Extracted data entries:

§ §

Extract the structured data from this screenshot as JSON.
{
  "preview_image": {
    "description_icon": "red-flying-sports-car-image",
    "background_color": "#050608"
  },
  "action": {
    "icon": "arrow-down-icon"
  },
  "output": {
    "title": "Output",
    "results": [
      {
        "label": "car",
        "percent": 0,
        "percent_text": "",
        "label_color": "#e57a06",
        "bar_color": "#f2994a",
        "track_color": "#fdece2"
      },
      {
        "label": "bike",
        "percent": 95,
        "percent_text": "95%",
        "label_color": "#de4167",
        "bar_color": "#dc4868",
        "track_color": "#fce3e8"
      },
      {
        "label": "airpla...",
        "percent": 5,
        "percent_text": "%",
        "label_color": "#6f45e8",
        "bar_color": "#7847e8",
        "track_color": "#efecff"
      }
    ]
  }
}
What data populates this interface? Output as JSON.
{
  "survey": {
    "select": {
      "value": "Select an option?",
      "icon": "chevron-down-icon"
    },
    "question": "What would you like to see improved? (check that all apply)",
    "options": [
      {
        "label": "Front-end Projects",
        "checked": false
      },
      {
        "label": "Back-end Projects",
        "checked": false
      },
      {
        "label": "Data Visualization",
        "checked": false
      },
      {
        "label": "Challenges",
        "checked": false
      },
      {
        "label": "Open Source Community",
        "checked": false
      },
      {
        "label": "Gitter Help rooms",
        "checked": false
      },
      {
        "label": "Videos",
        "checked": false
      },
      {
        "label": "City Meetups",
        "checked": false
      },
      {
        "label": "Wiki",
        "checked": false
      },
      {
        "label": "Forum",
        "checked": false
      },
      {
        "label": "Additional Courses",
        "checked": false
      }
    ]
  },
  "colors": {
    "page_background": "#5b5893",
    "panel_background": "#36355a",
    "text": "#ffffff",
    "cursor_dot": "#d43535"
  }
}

§ §

Copy out all of the lines above exactly.

Extract the structured data from this screenshot as JSON.
{
  "preview_image": {
    "description_icon": "red-flying-sports-car-image",
    "background_color": "#050608"
  },
  "action": {
    "icon": "arrow-down-icon"
  },
  "output": {
    "title": "Output",
    "results": [
      {
        "label": "car",
        "percent": 0,
        "percent_text": "",
        "label_color": "#e57a06",
        "bar_color": "#f2994a",
        "track_color": "#fdece2"
      },
      {
        "label": "bike",
        "percent": 95,
        "percent_text": "95%",
        "label_color": "#de4167",
        "bar_color": "#dc4868",
        "track_color": "#fce3e8"
      },
      {
        "label": "airpla...",
        "percent": 5,
        "percent_text": "%",
        "label_color": "#6f45e8",
        "bar_color": "#7847e8",
        "track_color": "#efecff"
      }
    ]
  }
}
What data populates this interface? Output as JSON.
{
  "survey": {
    "select": {
      "value": "Select an option?",
      "icon": "chevron-down-icon"
    },
    "question": "What would you like to see improved? (check that all apply)",
    "options": [
      {
        "label": "Front-end Projects",
        "checked": false
      },
      {
        "label": "Back-end Projects",
        "checked": false
      },
      {
        "label": "Data Visualization",
        "checked": false
      },
      {
        "label": "Challenges",
        "checked": false
      },
      {
        "label": "Open Source Community",
        "checked": false
      },
      {
        "label": "Gitter Help rooms",
        "checked": false
      },
      {
        "label": "Videos",
        "checked": false
      },
      {
        "label": "City Meetups",
        "checked": false
      },
      {
        "label": "Wiki",
        "checked": false
      },
      {
        "label": "Forum",
        "checked": false
      },
      {
        "label": "Additional Courses",
        "checked": false
      }
    ]
  },
  "colors": {
    "page_background": "#5b5893",
    "panel_background": "#36355a",
    "text": "#ffffff",
    "cursor_dot": "#d43535"
  }
}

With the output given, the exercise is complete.